▶ _Dataset content_
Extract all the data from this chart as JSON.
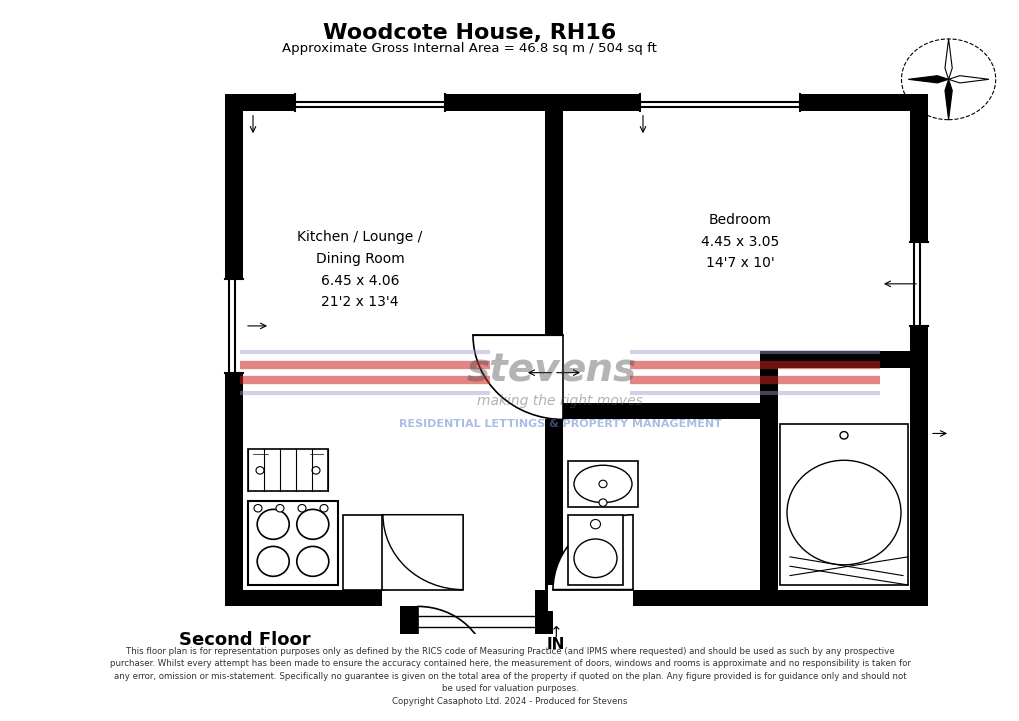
{
  "title": "Woodcote House, RH16",
  "subtitle": "Approximate Gross Internal Area = 46.8 sq m / 504 sq ft",
  "floor_label": "Second Floor",
  "north_label": "IN",
  "disclaimer": "This floor plan is for representation purposes only as defined by the RICS code of Measuring Practice (and IPMS where requested) and should be used as such by any prospective\npurchaser. Whilst every attempt has been made to ensure the accuracy contained here, the measurement of doors, windows and rooms is approximate and no responsibility is taken for\nany error, omission or mis-statement. Specifically no guarantee is given on the total area of the property if quoted on the plan. Any figure provided is for guidance only and should not\nbe used for valuation purposes.\nCopyright Casaphoto Ltd. 2024 - Produced for Stevens",
  "bg_color": "#ffffff",
  "room1_label": "Kitchen / Lounge /\nDining Room\n6.45 x 4.06\n21'2 x 13'4",
  "room2_label": "Bedroom\n4.45 x 3.05\n14'7 x 10'"
}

▶ _Stated exercise_
The data should be printed again unchanged; leave its pictures out.

▶ _Solution for this problem_
Extract all the data from this chart as JSON.
{
  "title": "Woodcote House, RH16",
  "subtitle": "Approximate Gross Internal Area = 46.8 sq m / 504 sq ft",
  "floor_label": "Second Floor",
  "north_label": "IN",
  "disclaimer": "This floor plan is for representation purposes only as defined by the RICS code of Measuring Practice (and IPMS where requested) and should be used as such by any prospective\npurchaser. Whilst every attempt has been made to ensure the accuracy contained here, the measurement of doors, windows and rooms is approximate and no responsibility is taken for\nany error, omission or mis-statement. Specifically no guarantee is given on the total area of the property if quoted on the plan. Any figure provided is for guidance only and should not\nbe used for valuation purposes.\nCopyright Casaphoto Ltd. 2024 - Produced for Stevens",
  "bg_color": "#ffffff",
  "room1_label": "Kitchen / Lounge /\nDining Room\n6.45 x 4.06\n21'2 x 13'4",
  "room2_label": "Bedroom\n4.45 x 3.05\n14'7 x 10'"
}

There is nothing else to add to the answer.